_Work instructions_
Write out each line beneath this one exactly as it reads.

_Input data_
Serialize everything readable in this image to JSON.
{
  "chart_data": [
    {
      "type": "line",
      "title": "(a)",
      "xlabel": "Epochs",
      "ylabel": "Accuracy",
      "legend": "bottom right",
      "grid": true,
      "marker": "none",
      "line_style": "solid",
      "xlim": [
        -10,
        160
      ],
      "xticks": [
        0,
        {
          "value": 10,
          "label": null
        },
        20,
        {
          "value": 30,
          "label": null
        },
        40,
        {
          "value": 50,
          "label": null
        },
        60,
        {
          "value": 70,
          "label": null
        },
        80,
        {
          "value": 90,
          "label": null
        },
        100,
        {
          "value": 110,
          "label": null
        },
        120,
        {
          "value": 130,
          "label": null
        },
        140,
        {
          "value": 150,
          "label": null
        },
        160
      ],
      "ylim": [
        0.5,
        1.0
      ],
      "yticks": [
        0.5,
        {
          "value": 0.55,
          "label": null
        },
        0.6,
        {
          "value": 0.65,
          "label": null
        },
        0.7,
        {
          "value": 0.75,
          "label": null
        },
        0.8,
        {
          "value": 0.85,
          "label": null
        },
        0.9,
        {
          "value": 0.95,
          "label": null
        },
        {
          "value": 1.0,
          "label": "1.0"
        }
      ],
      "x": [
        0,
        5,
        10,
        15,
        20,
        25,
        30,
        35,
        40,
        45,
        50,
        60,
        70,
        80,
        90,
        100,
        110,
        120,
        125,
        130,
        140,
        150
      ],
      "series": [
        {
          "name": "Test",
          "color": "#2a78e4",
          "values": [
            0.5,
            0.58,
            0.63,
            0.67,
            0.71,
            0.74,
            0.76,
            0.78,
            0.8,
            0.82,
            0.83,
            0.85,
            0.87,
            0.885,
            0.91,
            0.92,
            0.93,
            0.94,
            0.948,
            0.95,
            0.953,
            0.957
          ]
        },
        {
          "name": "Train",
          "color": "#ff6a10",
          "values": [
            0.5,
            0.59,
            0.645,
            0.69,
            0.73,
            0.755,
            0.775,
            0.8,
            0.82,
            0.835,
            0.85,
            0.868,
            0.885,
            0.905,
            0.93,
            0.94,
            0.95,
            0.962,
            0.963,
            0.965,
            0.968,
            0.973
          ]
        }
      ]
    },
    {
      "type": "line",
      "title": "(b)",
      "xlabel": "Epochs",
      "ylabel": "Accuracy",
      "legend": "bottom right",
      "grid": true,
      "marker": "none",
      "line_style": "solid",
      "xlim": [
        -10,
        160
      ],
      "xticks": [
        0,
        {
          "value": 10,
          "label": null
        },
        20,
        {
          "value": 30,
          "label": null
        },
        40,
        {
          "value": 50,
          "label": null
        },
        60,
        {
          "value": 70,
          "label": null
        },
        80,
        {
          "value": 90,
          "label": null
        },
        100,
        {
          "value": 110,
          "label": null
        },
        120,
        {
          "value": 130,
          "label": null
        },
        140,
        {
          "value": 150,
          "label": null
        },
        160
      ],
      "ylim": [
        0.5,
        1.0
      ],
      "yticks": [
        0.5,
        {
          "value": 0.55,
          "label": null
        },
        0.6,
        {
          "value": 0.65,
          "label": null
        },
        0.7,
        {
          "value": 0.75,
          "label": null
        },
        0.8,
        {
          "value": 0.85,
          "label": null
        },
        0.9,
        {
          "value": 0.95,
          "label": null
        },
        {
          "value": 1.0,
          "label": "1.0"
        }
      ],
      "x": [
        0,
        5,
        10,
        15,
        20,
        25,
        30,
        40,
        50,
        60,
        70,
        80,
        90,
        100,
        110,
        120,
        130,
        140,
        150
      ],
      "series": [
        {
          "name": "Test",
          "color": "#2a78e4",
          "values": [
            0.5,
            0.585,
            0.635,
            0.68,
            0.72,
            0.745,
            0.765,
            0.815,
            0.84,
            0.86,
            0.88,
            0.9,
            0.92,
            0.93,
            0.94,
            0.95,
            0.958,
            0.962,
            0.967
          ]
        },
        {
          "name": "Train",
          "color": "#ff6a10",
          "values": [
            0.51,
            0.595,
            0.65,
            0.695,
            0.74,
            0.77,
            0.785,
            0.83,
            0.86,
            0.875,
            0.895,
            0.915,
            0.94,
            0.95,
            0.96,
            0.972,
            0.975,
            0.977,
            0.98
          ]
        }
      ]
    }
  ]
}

_Result_
Serialize everything readable in this image to JSON.
{
  "chart_data": [
    {
      "type": "line",
      "title": "(a)",
      "xlabel": "Epochs",
      "ylabel": "Accuracy",
      "legend": "bottom right",
      "grid": true,
      "marker": "none",
      "line_style": "solid",
      "xlim": [
        -10,
        160
      ],
      "xticks": [
        0,
        {
          "value": 10,
          "label": null
        },
        20,
        {
          "value": 30,
          "label": null
        },
        40,
        {
          "value": 50,
          "label": null
        },
        60,
        {
          "value": 70,
          "label": null
        },
        80,
        {
          "value": 90,
          "label": null
        },
        100,
        {
          "value": 110,
          "label": null
        },
        120,
        {
          "value": 130,
          "label": null
        },
        140,
        {
          "value": 150,
          "label": null
        },
        160
      ],
      "ylim": [
        0.5,
        1.0
      ],
      "yticks": [
        0.5,
        {
          "value": 0.55,
          "label": null
        },
        0.6,
        {
          "value": 0.65,
          "label": null
        },
        0.7,
        {
          "value": 0.75,
          "label": null
        },
        0.8,
        {
          "value": 0.85,
          "label": null
        },
        0.9,
        {
          "value": 0.95,
          "label": null
        },
        {
          "value": 1.0,
          "label": "1.0"
        }
      ],
      "x": [
        0,
        5,
        10,
        15,
        20,
        25,
        30,
        35,
        40,
        45,
        50,
        60,
        70,
        80,
        90,
        100,
        110,
        120,
        125,
        130,
        140,
        150
      ],
      "series": [
        {
          "name": "Test",
          "color": "#2a78e4",
          "values": [
            0.5,
            0.58,
            0.63,
            0.67,
            0.71,
            0.74,
            0.76,
            0.78,
            0.8,
            0.82,
            0.83,
            0.85,
            0.87,
            0.885,
            0.91,
            0.92,
            0.93,
            0.94,
            0.948,
            0.95,
            0.953,
            0.957
          ]
        },
        {
          "name": "Train",
          "color": "#ff6a10",
          "values": [
            0.5,
            0.59,
            0.645,
            0.69,
            0.73,
            0.755,
            0.775,
            0.8,
            0.82,
            0.835,
            0.85,
            0.868,
            0.885,
            0.905,
            0.93,
            0.94,
            0.95,
            0.962,
            0.963,
            0.965,
            0.968,
            0.973
          ]
        }
      ]
    },
    {
      "type": "line",
      "title": "(b)",
      "xlabel": "Epochs",
      "ylabel": "Accuracy",
      "legend": "bottom right",
      "grid": true,
      "marker": "none",
      "line_style": "solid",
      "xlim": [
        -10,
        160
      ],
      "xticks": [
        0,
        {
          "value": 10,
          "label": null
        },
        20,
        {
          "value": 30,
          "label": null
        },
        40,
        {
          "value": 50,
          "label": null
        },
        60,
        {
          "value": 70,
          "label": null
        },
        80,
        {
          "value": 90,
          "label": null
        },
        100,
        {
          "value": 110,
          "label": null
        },
        120,
        {
          "value": 130,
          "label": null
        },
        140,
        {
          "value": 150,
          "label": null
        },
        160
      ],
      "ylim": [
        0.5,
        1.0
      ],
      "yticks": [
        0.5,
        {
          "value": 0.55,
          "label": null
        },
        0.6,
        {
          "value": 0.65,
          "label": null
        },
        0.7,
        {
          "value": 0.75,
          "label": null
        },
        0.8,
        {
          "value": 0.85,
          "label": null
        },
        0.9,
        {
          "value": 0.95,
          "label": null
        },
        {
          "value": 1.0,
          "label": "1.0"
        }
      ],
      "x": [
        0,
        5,
        10,
        15,
        20,
        25,
        30,
        40,
        50,
        60,
        70,
        80,
        90,
        100,
        110,
        120,
        130,
        140,
        150
      ],
      "series": [
        {
          "name": "Test",
          "color": "#2a78e4",
          "values": [
            0.5,
            0.585,
            0.635,
            0.68,
            0.72,
            0.745,
            0.765,
            0.815,
            0.84,
            0.86,
            0.88,
            0.9,
            0.92,
            0.93,
            0.94,
            0.95,
            0.958,
            0.962,
            0.967
          ]
        },
        {
          "name": "Train",
          "color": "#ff6a10",
          "values": [
            0.51,
            0.595,
            0.65,
            0.695,
            0.74,
            0.77,
            0.785,
            0.83,
            0.86,
            0.875,
            0.895,
            0.915,
            0.94,
            0.95,
            0.96,
            0.972,
            0.975,
            0.977,
            0.98
          ]
        }
      ]
    }
  ]
}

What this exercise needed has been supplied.